§ **The request**: From the entries below, copy every line holding the word "equals".

§ **Task inputs**:
--

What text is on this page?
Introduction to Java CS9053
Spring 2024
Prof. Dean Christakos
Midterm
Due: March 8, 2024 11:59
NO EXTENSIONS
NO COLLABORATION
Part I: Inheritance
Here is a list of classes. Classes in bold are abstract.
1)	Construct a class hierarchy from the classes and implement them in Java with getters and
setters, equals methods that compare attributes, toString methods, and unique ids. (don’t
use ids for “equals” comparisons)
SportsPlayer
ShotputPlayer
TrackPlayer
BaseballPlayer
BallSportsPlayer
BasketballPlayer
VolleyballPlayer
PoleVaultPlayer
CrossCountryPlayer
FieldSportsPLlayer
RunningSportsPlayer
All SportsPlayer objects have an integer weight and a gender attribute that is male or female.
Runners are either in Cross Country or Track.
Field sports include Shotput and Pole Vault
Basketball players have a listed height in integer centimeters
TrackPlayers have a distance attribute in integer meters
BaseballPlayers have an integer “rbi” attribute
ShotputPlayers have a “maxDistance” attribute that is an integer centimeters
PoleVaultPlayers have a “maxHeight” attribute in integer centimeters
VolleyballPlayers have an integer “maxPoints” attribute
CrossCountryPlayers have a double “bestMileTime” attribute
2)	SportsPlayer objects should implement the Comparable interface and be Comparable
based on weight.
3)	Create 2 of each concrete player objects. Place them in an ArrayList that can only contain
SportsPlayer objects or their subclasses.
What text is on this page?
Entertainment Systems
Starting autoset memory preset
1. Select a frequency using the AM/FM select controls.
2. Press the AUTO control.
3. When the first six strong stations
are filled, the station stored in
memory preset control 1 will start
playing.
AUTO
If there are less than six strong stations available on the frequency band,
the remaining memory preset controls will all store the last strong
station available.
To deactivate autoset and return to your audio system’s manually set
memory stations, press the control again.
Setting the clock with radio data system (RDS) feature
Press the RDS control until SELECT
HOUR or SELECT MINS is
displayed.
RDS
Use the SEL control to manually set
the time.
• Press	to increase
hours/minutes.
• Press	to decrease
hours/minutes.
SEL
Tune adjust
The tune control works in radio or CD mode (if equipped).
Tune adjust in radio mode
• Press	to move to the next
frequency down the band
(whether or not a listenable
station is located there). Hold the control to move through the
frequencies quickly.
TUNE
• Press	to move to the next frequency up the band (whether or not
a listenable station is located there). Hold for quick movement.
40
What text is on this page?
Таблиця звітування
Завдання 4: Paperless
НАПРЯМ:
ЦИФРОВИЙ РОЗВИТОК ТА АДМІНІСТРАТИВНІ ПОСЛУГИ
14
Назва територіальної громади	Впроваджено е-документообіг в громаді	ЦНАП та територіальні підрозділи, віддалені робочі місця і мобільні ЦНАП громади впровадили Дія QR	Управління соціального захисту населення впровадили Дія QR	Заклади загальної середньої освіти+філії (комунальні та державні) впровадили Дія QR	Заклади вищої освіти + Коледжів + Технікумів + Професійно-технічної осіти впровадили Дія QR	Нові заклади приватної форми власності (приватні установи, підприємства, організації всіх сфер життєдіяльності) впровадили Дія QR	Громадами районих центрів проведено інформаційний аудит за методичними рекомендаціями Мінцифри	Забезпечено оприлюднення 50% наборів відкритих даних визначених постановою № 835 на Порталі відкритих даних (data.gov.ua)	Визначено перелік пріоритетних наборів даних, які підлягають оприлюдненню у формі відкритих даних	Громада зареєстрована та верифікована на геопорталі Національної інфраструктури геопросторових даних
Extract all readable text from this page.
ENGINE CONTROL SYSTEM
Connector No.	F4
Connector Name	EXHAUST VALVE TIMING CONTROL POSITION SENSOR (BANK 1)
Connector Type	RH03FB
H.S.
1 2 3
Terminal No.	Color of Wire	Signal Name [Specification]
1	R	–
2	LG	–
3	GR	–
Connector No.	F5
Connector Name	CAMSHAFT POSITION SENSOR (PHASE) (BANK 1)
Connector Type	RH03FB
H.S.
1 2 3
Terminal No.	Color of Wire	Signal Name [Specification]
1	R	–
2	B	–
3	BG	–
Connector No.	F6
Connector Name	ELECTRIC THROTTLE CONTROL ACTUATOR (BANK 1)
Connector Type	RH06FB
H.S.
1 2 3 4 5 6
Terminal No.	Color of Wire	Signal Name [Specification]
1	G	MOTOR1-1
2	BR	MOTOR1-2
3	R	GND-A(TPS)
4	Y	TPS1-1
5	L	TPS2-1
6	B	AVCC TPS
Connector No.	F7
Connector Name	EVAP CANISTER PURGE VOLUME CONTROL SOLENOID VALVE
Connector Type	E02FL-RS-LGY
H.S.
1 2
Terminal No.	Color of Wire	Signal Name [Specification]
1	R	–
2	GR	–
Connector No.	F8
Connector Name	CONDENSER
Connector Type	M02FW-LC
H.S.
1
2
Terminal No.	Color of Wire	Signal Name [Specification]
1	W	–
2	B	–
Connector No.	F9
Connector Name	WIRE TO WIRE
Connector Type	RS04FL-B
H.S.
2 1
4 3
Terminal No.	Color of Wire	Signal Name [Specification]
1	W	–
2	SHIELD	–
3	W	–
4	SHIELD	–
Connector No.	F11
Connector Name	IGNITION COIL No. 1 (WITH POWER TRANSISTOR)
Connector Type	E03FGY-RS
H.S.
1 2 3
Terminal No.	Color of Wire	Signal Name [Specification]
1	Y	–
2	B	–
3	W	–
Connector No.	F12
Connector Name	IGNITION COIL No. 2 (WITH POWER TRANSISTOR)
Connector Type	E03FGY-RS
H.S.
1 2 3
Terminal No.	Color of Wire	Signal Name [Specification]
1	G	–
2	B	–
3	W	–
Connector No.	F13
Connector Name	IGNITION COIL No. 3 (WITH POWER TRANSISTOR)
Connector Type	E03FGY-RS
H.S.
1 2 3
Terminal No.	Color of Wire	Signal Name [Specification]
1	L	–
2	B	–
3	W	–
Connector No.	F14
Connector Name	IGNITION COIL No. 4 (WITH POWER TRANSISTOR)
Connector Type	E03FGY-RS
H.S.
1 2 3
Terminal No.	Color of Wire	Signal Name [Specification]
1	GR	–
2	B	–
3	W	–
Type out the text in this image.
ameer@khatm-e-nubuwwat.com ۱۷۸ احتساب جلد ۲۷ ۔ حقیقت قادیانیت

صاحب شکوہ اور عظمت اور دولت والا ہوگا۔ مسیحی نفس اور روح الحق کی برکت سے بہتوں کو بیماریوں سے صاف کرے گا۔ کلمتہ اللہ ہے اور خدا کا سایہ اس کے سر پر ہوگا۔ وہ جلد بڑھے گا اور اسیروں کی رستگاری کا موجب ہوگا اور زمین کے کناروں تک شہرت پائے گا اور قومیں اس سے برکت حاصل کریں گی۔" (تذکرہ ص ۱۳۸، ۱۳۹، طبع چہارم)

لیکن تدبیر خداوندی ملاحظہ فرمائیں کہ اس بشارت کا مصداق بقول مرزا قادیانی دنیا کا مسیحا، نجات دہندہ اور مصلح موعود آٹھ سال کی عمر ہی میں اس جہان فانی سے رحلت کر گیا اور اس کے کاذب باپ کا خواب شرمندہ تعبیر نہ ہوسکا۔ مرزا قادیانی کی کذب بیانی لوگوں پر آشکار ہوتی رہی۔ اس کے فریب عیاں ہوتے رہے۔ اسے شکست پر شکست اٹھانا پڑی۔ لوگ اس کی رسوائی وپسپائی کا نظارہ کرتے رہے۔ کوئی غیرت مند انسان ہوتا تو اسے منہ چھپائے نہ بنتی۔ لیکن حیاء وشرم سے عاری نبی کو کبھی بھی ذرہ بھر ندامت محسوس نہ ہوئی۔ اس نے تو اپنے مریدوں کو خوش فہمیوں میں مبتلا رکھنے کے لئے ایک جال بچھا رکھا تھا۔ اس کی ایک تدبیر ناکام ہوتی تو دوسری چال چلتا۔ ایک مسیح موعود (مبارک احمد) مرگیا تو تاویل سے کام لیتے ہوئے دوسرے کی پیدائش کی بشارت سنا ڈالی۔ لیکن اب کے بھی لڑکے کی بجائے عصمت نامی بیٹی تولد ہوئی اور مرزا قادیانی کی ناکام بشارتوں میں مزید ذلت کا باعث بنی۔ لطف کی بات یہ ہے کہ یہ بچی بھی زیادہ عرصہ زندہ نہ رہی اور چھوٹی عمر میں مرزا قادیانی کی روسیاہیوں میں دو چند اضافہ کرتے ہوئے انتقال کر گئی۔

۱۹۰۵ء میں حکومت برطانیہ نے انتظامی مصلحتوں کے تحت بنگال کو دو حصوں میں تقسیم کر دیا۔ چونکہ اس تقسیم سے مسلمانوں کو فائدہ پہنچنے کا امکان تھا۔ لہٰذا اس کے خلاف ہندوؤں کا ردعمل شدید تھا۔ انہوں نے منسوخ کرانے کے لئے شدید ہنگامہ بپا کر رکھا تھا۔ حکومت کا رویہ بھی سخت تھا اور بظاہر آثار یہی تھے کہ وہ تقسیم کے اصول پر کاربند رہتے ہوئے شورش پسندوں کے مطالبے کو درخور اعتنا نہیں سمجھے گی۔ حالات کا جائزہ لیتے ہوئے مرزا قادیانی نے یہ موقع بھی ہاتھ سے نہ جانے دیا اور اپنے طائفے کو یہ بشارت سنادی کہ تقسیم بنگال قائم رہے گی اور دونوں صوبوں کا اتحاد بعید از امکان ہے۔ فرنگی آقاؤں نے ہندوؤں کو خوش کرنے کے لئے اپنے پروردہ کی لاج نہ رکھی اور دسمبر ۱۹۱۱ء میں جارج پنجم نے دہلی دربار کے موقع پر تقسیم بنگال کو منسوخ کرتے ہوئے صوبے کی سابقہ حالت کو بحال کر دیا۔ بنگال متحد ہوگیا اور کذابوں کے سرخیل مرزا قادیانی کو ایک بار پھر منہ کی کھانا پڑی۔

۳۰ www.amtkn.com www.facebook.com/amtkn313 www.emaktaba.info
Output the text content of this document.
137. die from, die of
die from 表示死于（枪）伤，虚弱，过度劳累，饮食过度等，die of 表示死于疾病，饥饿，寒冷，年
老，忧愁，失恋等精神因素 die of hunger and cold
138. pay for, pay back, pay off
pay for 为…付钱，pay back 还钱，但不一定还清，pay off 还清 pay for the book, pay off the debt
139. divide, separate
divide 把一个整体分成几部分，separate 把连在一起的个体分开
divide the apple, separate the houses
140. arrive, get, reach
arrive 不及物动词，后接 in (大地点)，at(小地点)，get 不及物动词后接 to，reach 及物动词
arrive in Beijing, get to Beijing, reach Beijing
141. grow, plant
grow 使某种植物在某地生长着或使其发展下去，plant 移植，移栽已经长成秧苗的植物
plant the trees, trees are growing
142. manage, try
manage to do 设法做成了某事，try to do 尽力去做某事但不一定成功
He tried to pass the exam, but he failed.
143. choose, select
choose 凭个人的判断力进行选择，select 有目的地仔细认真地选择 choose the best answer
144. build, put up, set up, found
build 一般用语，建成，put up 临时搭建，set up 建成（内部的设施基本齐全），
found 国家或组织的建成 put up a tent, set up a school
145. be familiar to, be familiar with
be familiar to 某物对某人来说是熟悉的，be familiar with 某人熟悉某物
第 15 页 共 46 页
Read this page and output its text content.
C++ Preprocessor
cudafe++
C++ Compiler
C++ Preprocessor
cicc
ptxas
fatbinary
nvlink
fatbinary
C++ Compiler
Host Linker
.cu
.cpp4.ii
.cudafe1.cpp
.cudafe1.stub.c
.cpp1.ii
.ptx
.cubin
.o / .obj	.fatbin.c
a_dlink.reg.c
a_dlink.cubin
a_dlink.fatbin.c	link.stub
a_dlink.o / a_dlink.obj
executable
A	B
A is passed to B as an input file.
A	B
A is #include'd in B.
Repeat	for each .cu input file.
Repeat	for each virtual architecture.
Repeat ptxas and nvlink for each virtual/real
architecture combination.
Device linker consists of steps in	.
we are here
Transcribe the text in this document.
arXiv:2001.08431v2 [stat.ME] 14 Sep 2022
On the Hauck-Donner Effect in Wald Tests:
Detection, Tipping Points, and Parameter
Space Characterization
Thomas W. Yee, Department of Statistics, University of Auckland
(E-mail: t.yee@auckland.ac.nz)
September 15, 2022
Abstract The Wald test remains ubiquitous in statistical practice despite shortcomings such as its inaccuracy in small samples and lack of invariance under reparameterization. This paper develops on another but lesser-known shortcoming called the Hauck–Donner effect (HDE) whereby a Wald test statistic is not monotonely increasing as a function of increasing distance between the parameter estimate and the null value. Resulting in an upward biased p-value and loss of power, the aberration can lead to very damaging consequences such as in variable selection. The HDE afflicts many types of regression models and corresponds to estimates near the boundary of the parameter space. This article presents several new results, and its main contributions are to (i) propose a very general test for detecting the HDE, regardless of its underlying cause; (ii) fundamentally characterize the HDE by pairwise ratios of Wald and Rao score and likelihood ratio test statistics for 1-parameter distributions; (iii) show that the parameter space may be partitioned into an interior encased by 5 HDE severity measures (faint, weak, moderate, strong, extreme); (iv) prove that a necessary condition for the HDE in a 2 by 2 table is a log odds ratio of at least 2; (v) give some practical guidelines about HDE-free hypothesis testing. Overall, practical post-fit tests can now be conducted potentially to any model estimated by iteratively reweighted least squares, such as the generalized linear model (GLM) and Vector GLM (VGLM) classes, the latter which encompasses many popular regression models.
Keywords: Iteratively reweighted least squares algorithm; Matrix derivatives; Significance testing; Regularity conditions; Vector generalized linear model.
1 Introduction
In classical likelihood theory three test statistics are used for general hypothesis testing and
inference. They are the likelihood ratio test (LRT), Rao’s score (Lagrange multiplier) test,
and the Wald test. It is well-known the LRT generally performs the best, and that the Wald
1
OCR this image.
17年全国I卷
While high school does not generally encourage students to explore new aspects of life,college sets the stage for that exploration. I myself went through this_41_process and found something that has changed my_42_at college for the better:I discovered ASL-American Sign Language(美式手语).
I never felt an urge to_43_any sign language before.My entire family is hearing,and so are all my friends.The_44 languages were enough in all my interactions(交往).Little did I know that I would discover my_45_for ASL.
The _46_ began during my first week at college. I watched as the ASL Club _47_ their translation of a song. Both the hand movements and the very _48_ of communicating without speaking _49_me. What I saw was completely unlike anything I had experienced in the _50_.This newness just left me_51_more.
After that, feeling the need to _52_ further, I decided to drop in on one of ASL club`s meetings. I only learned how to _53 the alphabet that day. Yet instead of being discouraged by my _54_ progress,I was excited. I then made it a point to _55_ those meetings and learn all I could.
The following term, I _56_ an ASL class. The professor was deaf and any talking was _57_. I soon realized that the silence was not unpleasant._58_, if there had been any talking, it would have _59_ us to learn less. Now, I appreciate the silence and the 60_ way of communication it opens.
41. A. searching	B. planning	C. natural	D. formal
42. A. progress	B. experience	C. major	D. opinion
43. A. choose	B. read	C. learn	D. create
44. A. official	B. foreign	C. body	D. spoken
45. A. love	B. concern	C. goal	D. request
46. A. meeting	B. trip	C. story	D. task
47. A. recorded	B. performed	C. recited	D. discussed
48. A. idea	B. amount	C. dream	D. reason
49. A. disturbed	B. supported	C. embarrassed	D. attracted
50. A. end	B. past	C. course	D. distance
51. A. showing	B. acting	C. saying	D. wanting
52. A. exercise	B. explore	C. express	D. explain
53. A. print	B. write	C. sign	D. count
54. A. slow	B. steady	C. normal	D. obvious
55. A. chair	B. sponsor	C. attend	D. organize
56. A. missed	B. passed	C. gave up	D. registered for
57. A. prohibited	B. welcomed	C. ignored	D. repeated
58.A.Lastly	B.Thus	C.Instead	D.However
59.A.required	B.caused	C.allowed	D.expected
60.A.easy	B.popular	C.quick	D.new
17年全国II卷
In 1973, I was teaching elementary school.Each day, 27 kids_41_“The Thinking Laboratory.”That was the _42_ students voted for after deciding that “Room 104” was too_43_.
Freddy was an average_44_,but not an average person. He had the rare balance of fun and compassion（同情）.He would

--

§ **The response**:
setters, equals methods that compare attributes, toString methods, and unique ids. (don’t
use ids for “equals” comparisons)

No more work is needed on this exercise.